Required task:
Retype every entry exactly, character for character.
* * * * *
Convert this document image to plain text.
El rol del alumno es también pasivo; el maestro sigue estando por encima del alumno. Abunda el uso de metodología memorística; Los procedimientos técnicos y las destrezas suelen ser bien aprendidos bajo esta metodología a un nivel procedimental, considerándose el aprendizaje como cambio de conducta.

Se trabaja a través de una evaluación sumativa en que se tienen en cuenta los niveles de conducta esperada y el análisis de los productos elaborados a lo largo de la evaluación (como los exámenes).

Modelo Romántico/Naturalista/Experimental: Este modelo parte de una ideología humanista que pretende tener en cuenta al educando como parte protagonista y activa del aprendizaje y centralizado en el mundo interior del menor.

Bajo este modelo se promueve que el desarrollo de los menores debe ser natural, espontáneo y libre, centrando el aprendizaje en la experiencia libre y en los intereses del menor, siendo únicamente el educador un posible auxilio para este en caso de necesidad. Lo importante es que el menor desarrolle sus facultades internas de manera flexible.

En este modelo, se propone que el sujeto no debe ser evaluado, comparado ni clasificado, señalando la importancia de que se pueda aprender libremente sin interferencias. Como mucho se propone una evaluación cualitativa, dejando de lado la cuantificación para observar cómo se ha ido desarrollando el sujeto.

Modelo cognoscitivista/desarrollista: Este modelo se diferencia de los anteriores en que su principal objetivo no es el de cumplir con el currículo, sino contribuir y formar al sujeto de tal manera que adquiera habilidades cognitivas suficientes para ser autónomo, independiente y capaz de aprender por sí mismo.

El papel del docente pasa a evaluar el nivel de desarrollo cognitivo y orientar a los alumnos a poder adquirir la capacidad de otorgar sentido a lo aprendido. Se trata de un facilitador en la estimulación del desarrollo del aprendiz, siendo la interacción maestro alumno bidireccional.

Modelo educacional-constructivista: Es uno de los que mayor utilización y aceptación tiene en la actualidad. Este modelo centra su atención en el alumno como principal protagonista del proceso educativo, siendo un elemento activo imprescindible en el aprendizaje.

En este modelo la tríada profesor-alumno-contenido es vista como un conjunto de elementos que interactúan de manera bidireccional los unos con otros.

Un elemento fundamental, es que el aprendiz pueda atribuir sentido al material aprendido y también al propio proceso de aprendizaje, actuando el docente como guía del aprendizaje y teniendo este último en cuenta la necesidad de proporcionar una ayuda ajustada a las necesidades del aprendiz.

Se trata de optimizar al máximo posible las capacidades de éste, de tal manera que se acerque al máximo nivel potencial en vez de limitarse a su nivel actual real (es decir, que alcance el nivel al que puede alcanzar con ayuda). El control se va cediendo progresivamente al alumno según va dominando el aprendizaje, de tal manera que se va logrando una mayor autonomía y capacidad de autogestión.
* * * * *
Task solution:
Convert this document image to plain text.
El rol del alumno es también pasivo; el maestro sigue estando por encima del alumno. Abunda el uso de metodología memorística; Los procedimientos técnicos y las destrezas suelen ser bien aprendidos bajo esta metodología a un nivel procedimental, considerándose el aprendizaje como cambio de conducta.

Se trabaja a través de una evaluación sumativa en que se tienen en cuenta los niveles de conducta esperada y el análisis de los productos elaborados a lo largo de la evaluación (como los exámenes).

Modelo Romántico/Naturalista/Experimental: Este modelo parte de una ideología humanista que pretende tener en cuenta al educando como parte protagonista y activa del aprendizaje y centralizado en el mundo interior del menor.

Bajo este modelo se promueve que el desarrollo de los menores debe ser natural, espontáneo y libre, centrando el aprendizaje en la experiencia libre y en los intereses del menor, siendo únicamente el educador un posible auxilio para este en caso de necesidad. Lo importante es que el menor desarrolle sus facultades internas de manera flexible.

En este modelo, se propone que el sujeto no debe ser evaluado, comparado ni clasificado, señalando la importancia de que se pueda aprender libremente sin interferencias. Como mucho se propone una evaluación cualitativa, dejando de lado la cuantificación para observar cómo se ha ido desarrollando el sujeto.

Modelo cognoscitivista/desarrollista: Este modelo se diferencia de los anteriores en que su principal objetivo no es el de cumplir con el currículo, sino contribuir y formar al sujeto de tal manera que adquiera habilidades cognitivas suficientes para ser autónomo, independiente y capaz de aprender por sí mismo.

El papel del docente pasa a evaluar el nivel de desarrollo cognitivo y orientar a los alumnos a poder adquirir la capacidad de otorgar sentido a lo aprendido. Se trata de un facilitador en la estimulación del desarrollo del aprendiz, siendo la interacción maestro alumno bidireccional.

Modelo educacional-constructivista: Es uno de los que mayor utilización y aceptación tiene en la actualidad. Este modelo centra su atención en el alumno como principal protagonista del proceso educativo, siendo un elemento activo imprescindible en el aprendizaje.

En este modelo la tríada profesor-alumno-contenido es vista como un conjunto de elementos que interactúan de manera bidireccional los unos con otros.

Un elemento fundamental, es que el aprendiz pueda atribuir sentido al material aprendido y también al propio proceso de aprendizaje, actuando el docente como guía del aprendizaje y teniendo este último en cuenta la necesidad de proporcionar una ayuda ajustada a las necesidades del aprendiz.

Se trata de optimizar al máximo posible las capacidades de éste, de tal manera que se acerque al máximo nivel potencial en vez de limitarse a su nivel actual real (es decir, que alcance el nivel al que puede alcanzar con ayuda). El control se va cediendo progresivamente al alumno según va dominando el aprendizaje, de tal manera que se va logrando una mayor autonomía y capacidad de autogestión.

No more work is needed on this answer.